§ **Your task**: Print each of the entries exactly, leaving nothing out.

___ Raw data ___

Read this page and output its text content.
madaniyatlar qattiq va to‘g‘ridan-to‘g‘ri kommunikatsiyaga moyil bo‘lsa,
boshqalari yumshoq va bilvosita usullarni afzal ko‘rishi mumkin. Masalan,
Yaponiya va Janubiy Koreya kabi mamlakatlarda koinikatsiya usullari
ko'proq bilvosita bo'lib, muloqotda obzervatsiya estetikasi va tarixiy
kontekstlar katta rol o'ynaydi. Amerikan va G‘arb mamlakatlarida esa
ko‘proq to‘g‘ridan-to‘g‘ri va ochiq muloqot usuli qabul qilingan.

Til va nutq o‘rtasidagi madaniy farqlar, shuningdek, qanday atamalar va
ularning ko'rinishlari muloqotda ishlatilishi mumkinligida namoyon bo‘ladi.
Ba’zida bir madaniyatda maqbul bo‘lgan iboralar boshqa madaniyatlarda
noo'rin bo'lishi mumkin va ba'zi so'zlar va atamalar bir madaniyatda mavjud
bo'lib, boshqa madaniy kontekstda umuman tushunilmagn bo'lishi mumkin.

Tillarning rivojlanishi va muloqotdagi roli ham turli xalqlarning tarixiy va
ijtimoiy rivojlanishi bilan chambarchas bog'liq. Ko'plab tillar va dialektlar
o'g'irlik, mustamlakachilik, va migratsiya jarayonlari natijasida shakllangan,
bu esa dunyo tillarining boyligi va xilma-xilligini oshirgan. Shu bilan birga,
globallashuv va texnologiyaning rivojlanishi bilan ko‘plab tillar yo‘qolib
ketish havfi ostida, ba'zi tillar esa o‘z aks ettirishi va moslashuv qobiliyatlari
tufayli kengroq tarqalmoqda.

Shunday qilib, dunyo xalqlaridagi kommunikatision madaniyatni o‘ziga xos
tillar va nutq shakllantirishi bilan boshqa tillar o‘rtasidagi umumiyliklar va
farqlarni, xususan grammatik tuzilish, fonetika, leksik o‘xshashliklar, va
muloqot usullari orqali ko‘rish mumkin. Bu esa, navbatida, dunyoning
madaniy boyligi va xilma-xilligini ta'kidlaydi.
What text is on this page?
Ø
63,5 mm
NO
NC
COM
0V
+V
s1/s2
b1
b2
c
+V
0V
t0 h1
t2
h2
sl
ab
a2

___

§ **Exercise output**:
Read this page and output its text content.
madaniyatlar qattiq va to‘g‘ridan-to‘g‘ri kommunikatsiyaga moyil bo‘lsa,
boshqalari yumshoq va bilvosita usullarni afzal ko‘rishi mumkin. Masalan,
Yaponiya va Janubiy Koreya kabi mamlakatlarda koinikatsiya usullari
ko'proq bilvosita bo'lib, muloqotda obzervatsiya estetikasi va tarixiy
kontekstlar katta rol o'ynaydi. Amerikan va G‘arb mamlakatlarida esa
ko‘proq to‘g‘ridan-to‘g‘ri va ochiq muloqot usuli qabul qilingan.

Til va nutq o‘rtasidagi madaniy farqlar, shuningdek, qanday atamalar va
ularning ko'rinishlari muloqotda ishlatilishi mumkinligida namoyon bo‘ladi.
Ba’zida bir madaniyatda maqbul bo‘lgan iboralar boshqa madaniyatlarda
noo'rin bo'lishi mumkin va ba'zi so'zlar va atamalar bir madaniyatda mavjud
bo'lib, boshqa madaniy kontekstda umuman tushunilmagn bo'lishi mumkin.

Tillarning rivojlanishi va muloqotdagi roli ham turli xalqlarning tarixiy va
ijtimoiy rivojlanishi bilan chambarchas bog'liq. Ko'plab tillar va dialektlar
o'g'irlik, mustamlakachilik, va migratsiya jarayonlari natijasida shakllangan,
bu esa dunyo tillarining boyligi va xilma-xilligini oshirgan. Shu bilan birga,
globallashuv va texnologiyaning rivojlanishi bilan ko‘plab tillar yo‘qolib
ketish havfi ostida, ba'zi tillar esa o‘z aks ettirishi va moslashuv qobiliyatlari
tufayli kengroq tarqalmoqda.

Shunday qilib, dunyo xalqlaridagi kommunikatision madaniyatni o‘ziga xos
tillar va nutq shakllantirishi bilan boshqa tillar o‘rtasidagi umumiyliklar va
farqlarni, xususan grammatik tuzilish, fonetika, leksik o‘xshashliklar, va
muloqot usullari orqali ko‘rish mumkin. Bu esa, navbatida, dunyoning
madaniy boyligi va xilma-xilligini ta'kidlaydi.
What text is on this page?
Ø
63,5 mm
NO
NC
COM
0V
+V
s1/s2
b1
b2
c
+V
0V
t0 h1
t2
h2
sl
ab
a2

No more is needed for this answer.